** Start DATASET EXCERPTS **
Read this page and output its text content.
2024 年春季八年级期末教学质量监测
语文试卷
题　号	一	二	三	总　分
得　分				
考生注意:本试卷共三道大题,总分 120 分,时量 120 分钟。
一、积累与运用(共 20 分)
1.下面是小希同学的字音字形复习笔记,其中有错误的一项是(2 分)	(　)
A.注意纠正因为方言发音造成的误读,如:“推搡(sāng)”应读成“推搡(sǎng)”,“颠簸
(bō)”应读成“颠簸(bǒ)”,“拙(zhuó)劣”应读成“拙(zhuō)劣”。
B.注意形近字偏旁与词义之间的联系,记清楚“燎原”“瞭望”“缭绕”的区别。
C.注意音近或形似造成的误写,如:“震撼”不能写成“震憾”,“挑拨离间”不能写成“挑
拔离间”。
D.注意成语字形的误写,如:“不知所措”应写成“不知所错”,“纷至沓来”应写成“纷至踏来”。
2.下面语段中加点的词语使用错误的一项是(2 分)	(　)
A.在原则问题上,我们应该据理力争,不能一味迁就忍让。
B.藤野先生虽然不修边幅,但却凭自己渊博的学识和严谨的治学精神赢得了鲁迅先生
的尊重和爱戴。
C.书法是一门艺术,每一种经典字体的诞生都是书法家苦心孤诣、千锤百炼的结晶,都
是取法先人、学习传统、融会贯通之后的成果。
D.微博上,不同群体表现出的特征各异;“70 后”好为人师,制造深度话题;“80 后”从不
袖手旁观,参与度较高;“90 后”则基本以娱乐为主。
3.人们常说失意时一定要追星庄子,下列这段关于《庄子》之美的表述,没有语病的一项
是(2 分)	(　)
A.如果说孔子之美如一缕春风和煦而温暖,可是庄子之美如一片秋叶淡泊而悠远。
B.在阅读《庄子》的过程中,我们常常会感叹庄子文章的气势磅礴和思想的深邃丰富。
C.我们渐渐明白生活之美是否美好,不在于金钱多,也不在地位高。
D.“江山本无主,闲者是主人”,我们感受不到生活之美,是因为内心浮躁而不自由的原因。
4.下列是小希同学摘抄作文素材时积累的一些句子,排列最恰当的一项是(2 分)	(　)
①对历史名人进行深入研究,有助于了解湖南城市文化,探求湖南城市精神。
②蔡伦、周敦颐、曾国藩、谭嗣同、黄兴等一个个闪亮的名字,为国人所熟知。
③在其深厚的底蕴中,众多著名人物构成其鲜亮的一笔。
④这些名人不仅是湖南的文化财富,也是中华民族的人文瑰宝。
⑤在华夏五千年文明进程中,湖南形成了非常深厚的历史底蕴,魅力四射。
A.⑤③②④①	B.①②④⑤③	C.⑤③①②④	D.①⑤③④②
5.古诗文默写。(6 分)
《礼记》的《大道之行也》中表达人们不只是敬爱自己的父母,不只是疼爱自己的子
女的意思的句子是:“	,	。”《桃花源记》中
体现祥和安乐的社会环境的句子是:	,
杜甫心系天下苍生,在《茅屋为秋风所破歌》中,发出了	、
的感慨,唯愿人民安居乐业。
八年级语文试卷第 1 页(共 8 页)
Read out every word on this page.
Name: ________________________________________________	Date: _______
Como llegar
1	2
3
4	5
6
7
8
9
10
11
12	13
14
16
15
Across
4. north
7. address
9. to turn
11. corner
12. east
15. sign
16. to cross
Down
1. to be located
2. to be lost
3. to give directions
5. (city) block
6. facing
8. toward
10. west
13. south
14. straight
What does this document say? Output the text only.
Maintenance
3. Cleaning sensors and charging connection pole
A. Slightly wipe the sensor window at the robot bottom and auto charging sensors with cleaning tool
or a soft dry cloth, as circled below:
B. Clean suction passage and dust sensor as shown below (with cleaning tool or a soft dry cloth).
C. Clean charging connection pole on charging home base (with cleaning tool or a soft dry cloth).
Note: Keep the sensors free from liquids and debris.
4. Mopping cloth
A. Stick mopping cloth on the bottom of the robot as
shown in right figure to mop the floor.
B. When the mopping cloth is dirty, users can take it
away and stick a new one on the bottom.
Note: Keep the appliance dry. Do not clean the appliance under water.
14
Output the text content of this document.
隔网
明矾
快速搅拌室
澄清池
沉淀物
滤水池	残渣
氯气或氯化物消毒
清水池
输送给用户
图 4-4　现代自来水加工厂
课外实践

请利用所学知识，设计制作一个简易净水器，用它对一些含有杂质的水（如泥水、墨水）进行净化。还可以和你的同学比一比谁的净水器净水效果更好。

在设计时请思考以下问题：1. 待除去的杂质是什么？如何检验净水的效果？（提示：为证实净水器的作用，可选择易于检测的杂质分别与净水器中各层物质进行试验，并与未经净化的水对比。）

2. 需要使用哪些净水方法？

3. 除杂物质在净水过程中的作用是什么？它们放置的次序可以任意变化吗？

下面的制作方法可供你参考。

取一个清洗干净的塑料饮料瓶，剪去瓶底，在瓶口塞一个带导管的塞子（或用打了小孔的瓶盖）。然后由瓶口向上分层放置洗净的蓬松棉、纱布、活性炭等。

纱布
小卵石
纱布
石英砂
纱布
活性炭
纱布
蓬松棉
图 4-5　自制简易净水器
** End DATASET EXCERPTS **
• [WRITTEN TASK]: Copy the material above back out, exactly as written.

• [REPLY]:
Read this page and output its text content.
2024 年春季八年级期末教学质量监测
语文试卷
题　号	一	二	三	总　分
得　分				
考生注意:本试卷共三道大题,总分 120 分,时量 120 分钟。
一、积累与运用(共 20 分)
1.下面是小希同学的字音字形复习笔记,其中有错误的一项是(2 分)	(　)
A.注意纠正因为方言发音造成的误读,如:“推搡(sāng)”应读成“推搡(sǎng)”,“颠簸
(bō)”应读成“颠簸(bǒ)”,“拙(zhuó)劣”应读成“拙(zhuō)劣”。
B.注意形近字偏旁与词义之间的联系,记清楚“燎原”“瞭望”“缭绕”的区别。
C.注意音近或形似造成的误写,如:“震撼”不能写成“震憾”,“挑拨离间”不能写成“挑
拔离间”。
D.注意成语字形的误写,如:“不知所措”应写成“不知所错”,“纷至沓来”应写成“纷至踏来”。
2.下面语段中加点的词语使用错误的一项是(2 分)	(　)
A.在原则问题上,我们应该据理力争,不能一味迁就忍让。
B.藤野先生虽然不修边幅,但却凭自己渊博的学识和严谨的治学精神赢得了鲁迅先生
的尊重和爱戴。
C.书法是一门艺术,每一种经典字体的诞生都是书法家苦心孤诣、千锤百炼的结晶,都
是取法先人、学习传统、融会贯通之后的成果。
D.微博上,不同群体表现出的特征各异;“70 后”好为人师,制造深度话题;“80 后”从不
袖手旁观,参与度较高;“90 后”则基本以娱乐为主。
3.人们常说失意时一定要追星庄子,下列这段关于《庄子》之美的表述,没有语病的一项
是(2 分)	(　)
A.如果说孔子之美如一缕春风和煦而温暖,可是庄子之美如一片秋叶淡泊而悠远。
B.在阅读《庄子》的过程中,我们常常会感叹庄子文章的气势磅礴和思想的深邃丰富。
C.我们渐渐明白生活之美是否美好,不在于金钱多,也不在地位高。
D.“江山本无主,闲者是主人”,我们感受不到生活之美,是因为内心浮躁而不自由的原因。
4.下列是小希同学摘抄作文素材时积累的一些句子,排列最恰当的一项是(2 分)	(　)
①对历史名人进行深入研究,有助于了解湖南城市文化,探求湖南城市精神。
②蔡伦、周敦颐、曾国藩、谭嗣同、黄兴等一个个闪亮的名字,为国人所熟知。
③在其深厚的底蕴中,众多著名人物构成其鲜亮的一笔。
④这些名人不仅是湖南的文化财富,也是中华民族的人文瑰宝。
⑤在华夏五千年文明进程中,湖南形成了非常深厚的历史底蕴,魅力四射。
A.⑤③②④①	B.①②④⑤③	C.⑤③①②④	D.①⑤③④②
5.古诗文默写。(6 分)
《礼记》的《大道之行也》中表达人们不只是敬爱自己的父母,不只是疼爱自己的子
女的意思的句子是:“	,	。”《桃花源记》中
体现祥和安乐的社会环境的句子是:	,
杜甫心系天下苍生,在《茅屋为秋风所破歌》中,发出了	、
的感慨,唯愿人民安居乐业。
八年级语文试卷第 1 页(共 8 页)
Read out every word on this page.
Name: ________________________________________________	Date: _______
Como llegar
1	2
3
4	5
6
7
8
9
10
11
12	13
14
16
15
Across
4. north
7. address
9. to turn
11. corner
12. east
15. sign
16. to cross
Down
1. to be located
2. to be lost
3. to give directions
5. (city) block
6. facing
8. toward
10. west
13. south
14. straight
What does this document say? Output the text only.
Maintenance
3. Cleaning sensors and charging connection pole
A. Slightly wipe the sensor window at the robot bottom and auto charging sensors with cleaning tool
or a soft dry cloth, as circled below:
B. Clean suction passage and dust sensor as shown below (with cleaning tool or a soft dry cloth).
C. Clean charging connection pole on charging home base (with cleaning tool or a soft dry cloth).
Note: Keep the sensors free from liquids and debris.
4. Mopping cloth
A. Stick mopping cloth on the bottom of the robot as
shown in right figure to mop the floor.
B. When the mopping cloth is dirty, users can take it
away and stick a new one on the bottom.
Note: Keep the appliance dry. Do not clean the appliance under water.
14
Output the text content of this document.
隔网
明矾
快速搅拌室
澄清池
沉淀物
滤水池	残渣
氯气或氯化物消毒
清水池
输送给用户
图 4-4　现代自来水加工厂
课外实践

请利用所学知识，设计制作一个简易净水器，用它对一些含有杂质的水（如泥水、墨水）进行净化。还可以和你的同学比一比谁的净水器净水效果更好。

在设计时请思考以下问题：1. 待除去的杂质是什么？如何检验净水的效果？（提示：为证实净水器的作用，可选择易于检测的杂质分别与净水器中各层物质进行试验，并与未经净化的水对比。）

2. 需要使用哪些净水方法？

3. 除杂物质在净水过程中的作用是什么？它们放置的次序可以任意变化吗？

下面的制作方法可供你参考。

取一个清洗干净的塑料饮料瓶，剪去瓶底，在瓶口塞一个带导管的塞子（或用打了小孔的瓶盖）。然后由瓶口向上分层放置洗净的蓬松棉、纱布、活性炭等。

纱布
小卵石
纱布
石英砂
纱布
活性炭
纱布
蓬松棉
图 4-5　自制简易净水器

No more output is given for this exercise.